== SELECTED PASSAGE ==
The build got upgraded. The loaner is the same. Not sure if we're dumping in at RI but will definitely be in Ft Pierce. Likely to save some gas and put in at the city ramp. Pm me if anyone wants my cell#.


----------



## HighSide25

sounds like the plan is to go to the city boat ramp in ft. pierce

i cant give good directions for that place, but its just north of the city marina, and south of the south bridge on the west side of the river.
a little birdie told me the ocean was flat, so if anyone wants to do a little tarpon/cobe run nearshore, bring that tackle. 

call or text me if anyone wants to get ahold of me.

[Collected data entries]
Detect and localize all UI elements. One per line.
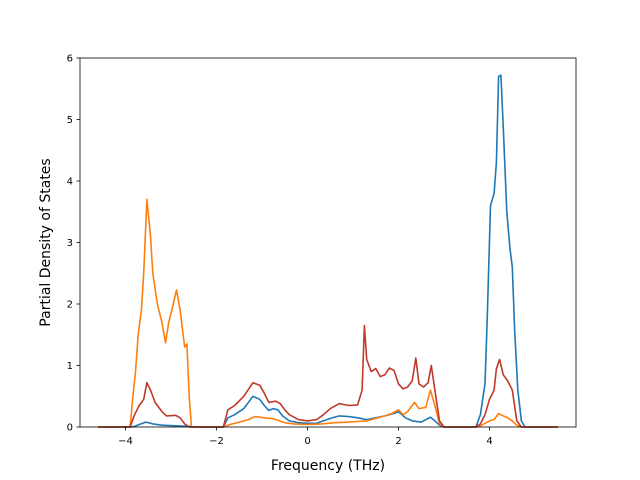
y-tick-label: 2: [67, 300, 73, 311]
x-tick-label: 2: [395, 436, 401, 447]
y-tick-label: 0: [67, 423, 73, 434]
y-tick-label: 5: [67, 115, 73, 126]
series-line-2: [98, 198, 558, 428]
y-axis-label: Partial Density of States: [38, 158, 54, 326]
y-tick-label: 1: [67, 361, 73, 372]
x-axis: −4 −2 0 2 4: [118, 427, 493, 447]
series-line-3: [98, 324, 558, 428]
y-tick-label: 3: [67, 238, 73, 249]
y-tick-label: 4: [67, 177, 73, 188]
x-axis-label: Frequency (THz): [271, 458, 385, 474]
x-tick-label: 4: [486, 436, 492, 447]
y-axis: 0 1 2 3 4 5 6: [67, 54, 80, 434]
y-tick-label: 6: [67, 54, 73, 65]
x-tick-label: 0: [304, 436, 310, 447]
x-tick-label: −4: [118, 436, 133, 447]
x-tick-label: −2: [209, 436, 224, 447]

==

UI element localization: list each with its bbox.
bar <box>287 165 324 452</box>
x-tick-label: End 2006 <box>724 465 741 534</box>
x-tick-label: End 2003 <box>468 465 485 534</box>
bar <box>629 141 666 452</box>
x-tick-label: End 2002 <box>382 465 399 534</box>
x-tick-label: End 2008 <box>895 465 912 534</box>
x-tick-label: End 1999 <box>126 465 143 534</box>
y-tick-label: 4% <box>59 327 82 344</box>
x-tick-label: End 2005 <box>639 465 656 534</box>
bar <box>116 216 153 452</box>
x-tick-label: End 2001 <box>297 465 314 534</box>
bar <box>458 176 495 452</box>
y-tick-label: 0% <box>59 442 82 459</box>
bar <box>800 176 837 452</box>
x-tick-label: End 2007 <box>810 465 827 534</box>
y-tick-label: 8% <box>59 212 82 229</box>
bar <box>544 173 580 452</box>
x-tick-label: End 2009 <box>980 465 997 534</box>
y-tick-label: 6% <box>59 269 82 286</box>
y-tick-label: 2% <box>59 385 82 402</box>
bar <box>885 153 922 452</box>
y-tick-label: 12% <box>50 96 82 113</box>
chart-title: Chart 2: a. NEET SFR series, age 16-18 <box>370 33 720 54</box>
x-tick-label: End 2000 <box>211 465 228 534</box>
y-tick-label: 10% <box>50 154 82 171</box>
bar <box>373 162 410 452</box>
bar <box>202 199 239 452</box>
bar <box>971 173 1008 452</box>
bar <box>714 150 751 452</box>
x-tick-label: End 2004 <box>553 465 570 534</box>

--

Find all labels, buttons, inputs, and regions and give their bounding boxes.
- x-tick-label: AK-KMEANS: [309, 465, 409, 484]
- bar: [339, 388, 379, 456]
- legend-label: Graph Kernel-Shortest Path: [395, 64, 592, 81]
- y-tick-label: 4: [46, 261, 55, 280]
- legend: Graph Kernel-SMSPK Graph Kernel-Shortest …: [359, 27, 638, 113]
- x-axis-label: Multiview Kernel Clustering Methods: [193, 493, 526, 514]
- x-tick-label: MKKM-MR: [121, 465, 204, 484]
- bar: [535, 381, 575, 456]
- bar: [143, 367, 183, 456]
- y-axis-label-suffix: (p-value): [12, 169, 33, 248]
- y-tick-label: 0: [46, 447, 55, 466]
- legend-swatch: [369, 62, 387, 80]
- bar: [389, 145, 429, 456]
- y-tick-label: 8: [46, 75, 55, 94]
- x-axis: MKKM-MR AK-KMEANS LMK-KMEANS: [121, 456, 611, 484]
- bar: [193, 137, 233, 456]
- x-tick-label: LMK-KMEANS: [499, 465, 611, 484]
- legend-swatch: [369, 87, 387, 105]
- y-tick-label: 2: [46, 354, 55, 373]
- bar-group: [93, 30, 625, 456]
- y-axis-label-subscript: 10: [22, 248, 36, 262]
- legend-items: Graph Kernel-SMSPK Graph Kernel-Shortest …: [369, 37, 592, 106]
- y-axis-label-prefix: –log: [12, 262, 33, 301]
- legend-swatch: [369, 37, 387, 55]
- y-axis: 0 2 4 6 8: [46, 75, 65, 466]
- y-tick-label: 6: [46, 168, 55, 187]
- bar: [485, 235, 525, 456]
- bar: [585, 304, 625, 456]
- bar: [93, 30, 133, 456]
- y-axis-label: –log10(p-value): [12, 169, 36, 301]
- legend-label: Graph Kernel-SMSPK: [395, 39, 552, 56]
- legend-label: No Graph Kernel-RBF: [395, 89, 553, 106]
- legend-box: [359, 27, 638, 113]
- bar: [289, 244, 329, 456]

== EXERCISES ==
(a) Write out the entries starting at the line that contains "UI element localization: list" and ending at the line that contains "y-tick-label: 0% <box>59 442 82 459</box>", with both of those lines included.
(b) Continue the forum thread about the Ft. Pierce fishing meetup from the point where it stops.
The forum thread and the entries are unrelated to each other.

== ANSWERS BELOW ==
(a)
UI element localization: list each with its bbox.
bar <box>287 165 324 452</box>
x-tick-label: End 2006 <box>724 465 741 534</box>
x-tick-label: End 2003 <box>468 465 485 534</box>
bar <box>629 141 666 452</box>
x-tick-label: End 2002 <box>382 465 399 534</box>
x-tick-label: End 2008 <box>895 465 912 534</box>
x-tick-label: End 1999 <box>126 465 143 534</box>
y-tick-label: 4% <box>59 327 82 344</box>
x-tick-label: End 2005 <box>639 465 656 534</box>
bar <box>116 216 153 452</box>
x-tick-label: End 2001 <box>297 465 314 534</box>
bar <box>458 176 495 452</box>
y-tick-label: 0% <box>59 442 82 459</box>

(b)
772.713.4727
kyle


----------



## out-cast

http://maps.google.com/maps?q=22+Fishermans+Wharf+Fort+Pierce,+FL+34950-9136&oe=utf-8&client=firefox-a&rlz=1R1GGIC_en___US361&um=1&ie=UTF-8&hq=&hnear=22+Fishermans+Wharf,+Fort+Pierce,+FL+34950&gl=us&ei=KXUmTK2wFIaKlwfvyZXDAg&sa=X&oi=geocode_result&ct=image&resnum=1&ved=0CBQQ8gEwAA


----------



## paint it black

How was it??


----------



## out-cast

Slow, but still fun. Met up with Kyle and Brian a little after sunrise. Scored a couple of decent fish. Awaiting pics from him to post a report....good stuff.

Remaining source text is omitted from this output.